▶ Task directions: Write out every line of the material as it stands, apart from the pictures.

▶ Data entries:
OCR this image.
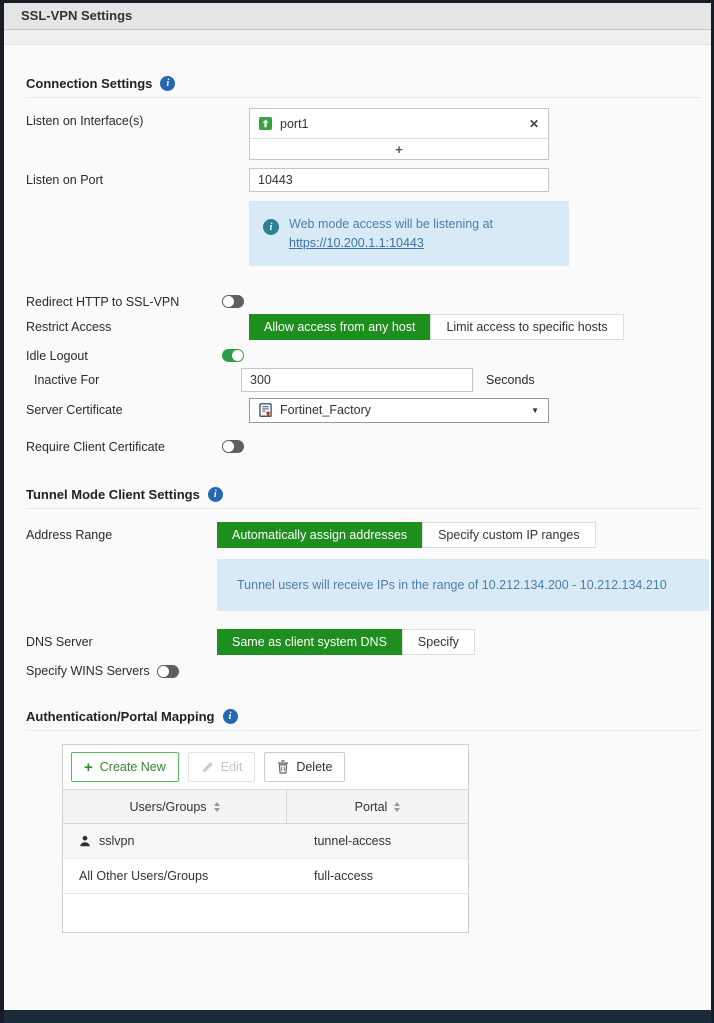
SSL-VPN Settings
Connection Settings	i
Listen on Interface(s)	port1	✕
+
Listen on Port
10443
i	Web mode access will be listening at https://10.200.1.1:10443
Redirect HTTP to SSL-VPN
Restrict Access	Allow access from any host	Limit access to specific hosts
Idle Logout
Inactive For
300	Seconds
Server Certificate	Fortinet_Factory	▼
Require Client Certificate
Tunnel Mode Client Settings	i
Address Range	Automatically assign addresses	Specify custom IP ranges
Tunnel users will receive IPs in the range of 10.212.134.200 - 10.212.134.210
DNS Server	Same as client system DNS	Specify
Specify WINS Servers
Authentication/Portal Mapping	i
+ Create New	Edit	Delete
Users/Groups	Portal
sslvpn	tunnel-access
All Other Users/Groups	full-access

▶ Answer to this problem:
OCR this image.
SSL-VPN Settings
Connection Settings	i
Listen on Interface(s)	port1	✕
+
Listen on Port
10443
i	Web mode access will be listening at https://10.200.1.1:10443
Redirect HTTP to SSL-VPN
Restrict Access	Allow access from any host	Limit access to specific hosts
Idle Logout
Inactive For
300	Seconds
Server Certificate	Fortinet_Factory	▼
Require Client Certificate
Tunnel Mode Client Settings	i
Address Range	Automatically assign addresses	Specify custom IP ranges
Tunnel users will receive IPs in the range of 10.212.134.200 - 10.212.134.210
DNS Server	Same as client system DNS	Specify
Specify WINS Servers
Authentication/Portal Mapping	i
+ Create New	Edit	Delete
Users/Groups	Portal
sslvpn	tunnel-access
All Other Users/Groups	full-access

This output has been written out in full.